What to produce: Once the pictures are set aside, reproduce all of the records exactly.

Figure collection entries
****************************************

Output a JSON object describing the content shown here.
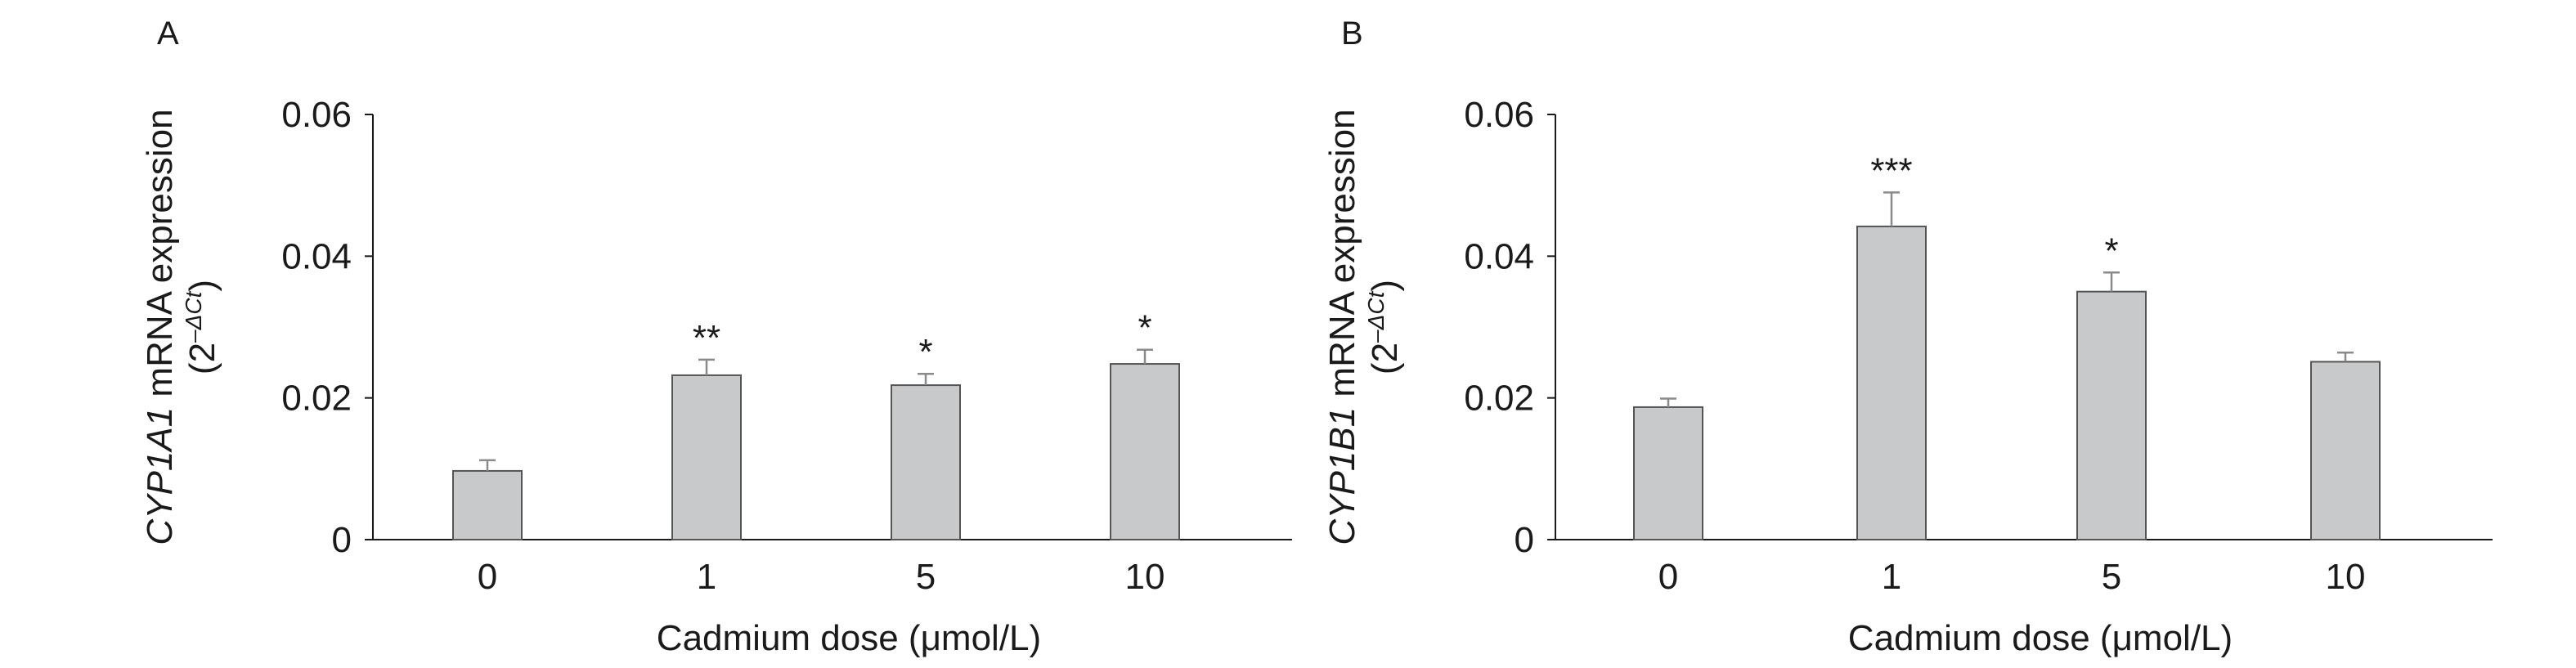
{
  "chart_data": [
    {
      "type": "bar",
      "panel_label": "A",
      "categories": [
        "0",
        "1",
        "5",
        "10"
      ],
      "values": [
        0.0097,
        0.0232,
        0.0218,
        0.0248
      ],
      "error_upper": [
        0.0015,
        0.0022,
        0.0016,
        0.002
      ],
      "significance": [
        "",
        "**",
        "*",
        "*"
      ],
      "ylabel_gene": "CYP1A1",
      "ylabel_rest": " mRNA expression",
      "ylabel_line2_prefix": "(2",
      "ylabel_line2_sup": "–ΔCt",
      "ylabel_line2_suffix": ")",
      "xlabel": "Cadmium dose (μmol/L)",
      "ylim": [
        0,
        0.06
      ],
      "yticks": [
        0,
        0.02,
        0.04,
        0.06
      ],
      "ytick_labels": [
        "0",
        "0.02",
        "0.04",
        "0.06"
      ],
      "grid": false,
      "bar_color": "#c8c9cb"
    },
    {
      "type": "bar",
      "panel_label": "B",
      "categories": [
        "0",
        "1",
        "5",
        "10"
      ],
      "values": [
        0.0187,
        0.0442,
        0.035,
        0.0251
      ],
      "error_upper": [
        0.0012,
        0.0048,
        0.0027,
        0.0013
      ],
      "significance": [
        "",
        "***",
        "*",
        ""
      ],
      "ylabel_gene": "CYP1B1",
      "ylabel_rest": " mRNA expression",
      "ylabel_line2_prefix": "(2",
      "ylabel_line2_sup": "–ΔCt",
      "ylabel_line2_suffix": ")",
      "xlabel": "Cadmium dose (μmol/L)",
      "ylim": [
        0,
        0.06
      ],
      "yticks": [
        0,
        0.02,
        0.04,
        0.06
      ],
      "ytick_labels": [
        "0",
        "0.02",
        "0.04",
        "0.06"
      ],
      "grid": false,
      "bar_color": "#c8c9cb"
    }
  ]
}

****************************************

Response:
Output a JSON object describing the content shown here.
{
  "chart_data": [
    {
      "type": "bar",
      "panel_label": "A",
      "categories": [
        "0",
        "1",
        "5",
        "10"
      ],
      "values": [
        0.0097,
        0.0232,
        0.0218,
        0.0248
      ],
      "error_upper": [
        0.0015,
        0.0022,
        0.0016,
        0.002
      ],
      "significance": [
        "",
        "**",
        "*",
        "*"
      ],
      "ylabel_gene": "CYP1A1",
      "ylabel_rest": " mRNA expression",
      "ylabel_line2_prefix": "(2",
      "ylabel_line2_sup": "–ΔCt",
      "ylabel_line2_suffix": ")",
      "xlabel": "Cadmium dose (μmol/L)",
      "ylim": [
        0,
        0.06
      ],
      "yticks": [
        0,
        0.02,
        0.04,
        0.06
      ],
      "ytick_labels": [
        "0",
        "0.02",
        "0.04",
        "0.06"
      ],
      "grid": false,
      "bar_color": "#c8c9cb"
    },
    {
      "type": "bar",
      "panel_label": "B",
      "categories": [
        "0",
        "1",
        "5",
        "10"
      ],
      "values": [
        0.0187,
        0.0442,
        0.035,
        0.0251
      ],
      "error_upper": [
        0.0012,
        0.0048,
        0.0027,
        0.0013
      ],
      "significance": [
        "",
        "***",
        "*",
        ""
      ],
      "ylabel_gene": "CYP1B1",
      "ylabel_rest": " mRNA expression",
      "ylabel_line2_prefix": "(2",
      "ylabel_line2_sup": "–ΔCt",
      "ylabel_line2_suffix": ")",
      "xlabel": "Cadmium dose (μmol/L)",
      "ylim": [
        0,
        0.06
      ],
      "yticks": [
        0,
        0.02,
        0.04,
        0.06
      ],
      "ytick_labels": [
        "0",
        "0.02",
        "0.04",
        "0.06"
      ],
      "grid": false,
      "bar_color": "#c8c9cb"
    }
  ]
}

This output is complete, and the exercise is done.